Exercise directions: Print the entries that appear below, exactly as written and without their pictures.

┄┄┄┄┄┄┄┄┄┄┄┄┄┄┄┄┄┄┄┄

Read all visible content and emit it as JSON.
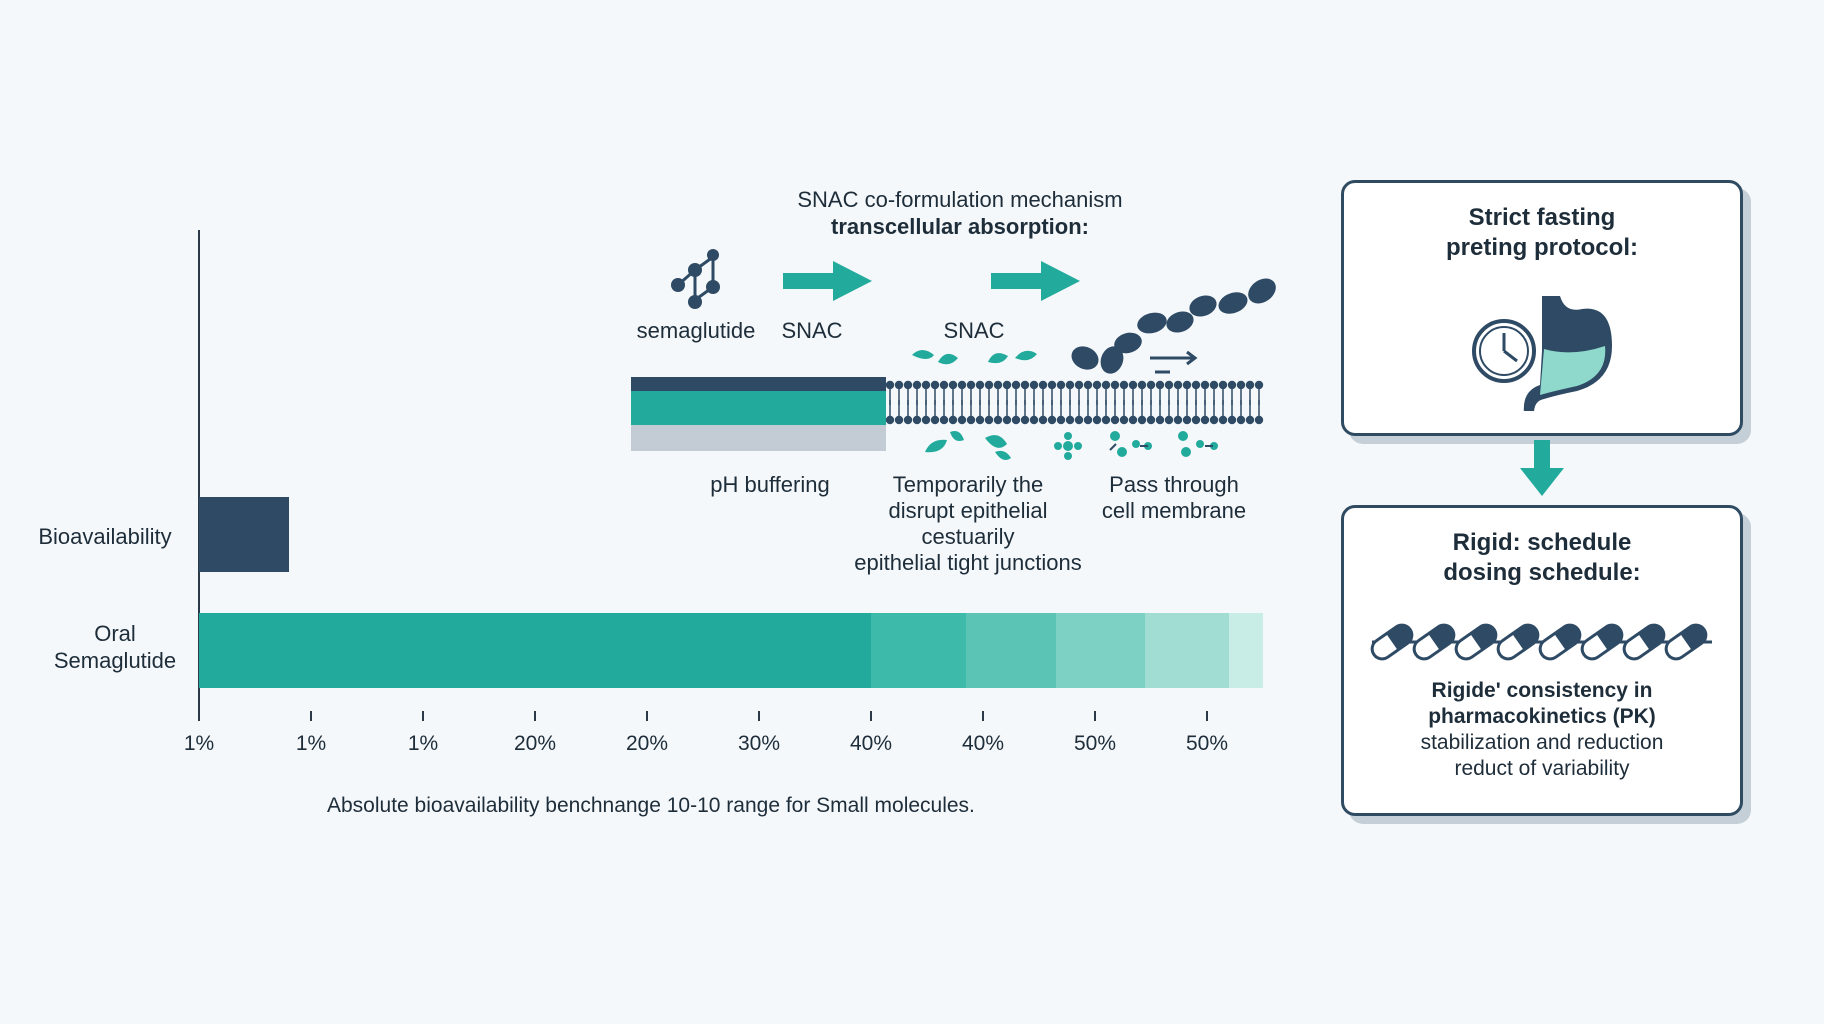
{
  "chart_data": {
    "type": "bar",
    "orientation": "horizontal",
    "categories": [
      "Bioavailability",
      "Oral\nSemaglutide"
    ],
    "category_lines": [
      [
        "Bioavailability"
      ],
      [
        "Oral",
        "Semaglutide"
      ]
    ],
    "tick_labels": [
      "1%",
      "1%",
      "1%",
      "20%",
      "20%",
      "30%",
      "40%",
      "40%",
      "50%",
      "50%"
    ],
    "bars": [
      {
        "category": "Bioavailability",
        "tick_span": 0.8,
        "color": "#2e4a64"
      },
      {
        "category": "Oral Semaglutide",
        "tick_span": 9.6,
        "color": "#22ab9d",
        "fade_segments": [
          {
            "tick_span": 6.0,
            "color": "#22ab9d"
          },
          {
            "tick_span": 0.85,
            "color": "#3dbaa9"
          },
          {
            "tick_span": 0.8,
            "color": "#5cc4b5"
          },
          {
            "tick_span": 0.8,
            "color": "#7dd1c4"
          },
          {
            "tick_span": 0.75,
            "color": "#a2ddd4"
          },
          {
            "tick_span": 0.3,
            "color": "#c8ece6"
          }
        ]
      }
    ],
    "footnote": "Absolute bioavailability benchnange 10-10 range for Small molecules."
  },
  "mechanism": {
    "title_line1": "SNAC co-formulation mechanism",
    "title_line2": "transcellular absorption:",
    "label_semaglutide": "semaglutide",
    "label_snac1": "SNAC",
    "label_snac2": "SNAC",
    "step1": "pH buffering",
    "step2_l1": "Temporarily the",
    "step2_l2": "disrupt epithelial",
    "step2_l3": "cestuarily",
    "step2_l4": "epithelial tight junctions",
    "step3_l1": "Pass through",
    "step3_l2": "cell membrane"
  },
  "panel_fasting": {
    "title_l1": "Strict fasting",
    "title_l2": "preting protocol:",
    "icon": "clock-stomach-icon"
  },
  "panel_dosing": {
    "title_l1": "Rigid: schedule",
    "title_l2": "dosing schedule:",
    "icon": "pill-chain-icon",
    "text_l1": "Rigide' consistency in",
    "text_l2": "pharmacokinetics (PK)",
    "text_l3": "stabilization and reduction",
    "text_l4": "reduct of variability"
  },
  "colors": {
    "navy": "#2e4a64",
    "teal": "#22ab9d",
    "light_teal": "#8fd8cc",
    "grey": "#c3ccd4"
  }
}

┄┄┄┄┄┄┄┄┄┄┄┄┄┄┄┄┄┄┄┄

Result of the task:
Read all visible content and emit it as JSON.
{
  "chart_data": {
    "type": "bar",
    "orientation": "horizontal",
    "categories": [
      "Bioavailability",
      "Oral\nSemaglutide"
    ],
    "category_lines": [
      [
        "Bioavailability"
      ],
      [
        "Oral",
        "Semaglutide"
      ]
    ],
    "tick_labels": [
      "1%",
      "1%",
      "1%",
      "20%",
      "20%",
      "30%",
      "40%",
      "40%",
      "50%",
      "50%"
    ],
    "bars": [
      {
        "category": "Bioavailability",
        "tick_span": 0.8,
        "color": "#2e4a64"
      },
      {
        "category": "Oral Semaglutide",
        "tick_span": 9.6,
        "color": "#22ab9d",
        "fade_segments": [
          {
            "tick_span": 6.0,
            "color": "#22ab9d"
          },
          {
            "tick_span": 0.85,
            "color": "#3dbaa9"
          },
          {
            "tick_span": 0.8,
            "color": "#5cc4b5"
          },
          {
            "tick_span": 0.8,
            "color": "#7dd1c4"
          },
          {
            "tick_span": 0.75,
            "color": "#a2ddd4"
          },
          {
            "tick_span": 0.3,
            "color": "#c8ece6"
          }
        ]
      }
    ],
    "footnote": "Absolute bioavailability benchnange 10-10 range for Small molecules."
  },
  "mechanism": {
    "title_line1": "SNAC co-formulation mechanism",
    "title_line2": "transcellular absorption:",
    "label_semaglutide": "semaglutide",
    "label_snac1": "SNAC",
    "label_snac2": "SNAC",
    "step1": "pH buffering",
    "step2_l1": "Temporarily the",
    "step2_l2": "disrupt epithelial",
    "step2_l3": "cestuarily",
    "step2_l4": "epithelial tight junctions",
    "step3_l1": "Pass through",
    "step3_l2": "cell membrane"
  },
  "panel_fasting": {
    "title_l1": "Strict fasting",
    "title_l2": "preting protocol:",
    "icon": "clock-stomach-icon"
  },
  "panel_dosing": {
    "title_l1": "Rigid: schedule",
    "title_l2": "dosing schedule:",
    "icon": "pill-chain-icon",
    "text_l1": "Rigide' consistency in",
    "text_l2": "pharmacokinetics (PK)",
    "text_l3": "stabilization and reduction",
    "text_l4": "reduct of variability"
  },
  "colors": {
    "navy": "#2e4a64",
    "teal": "#22ab9d",
    "light_teal": "#8fd8cc",
    "grey": "#c3ccd4"
  }
}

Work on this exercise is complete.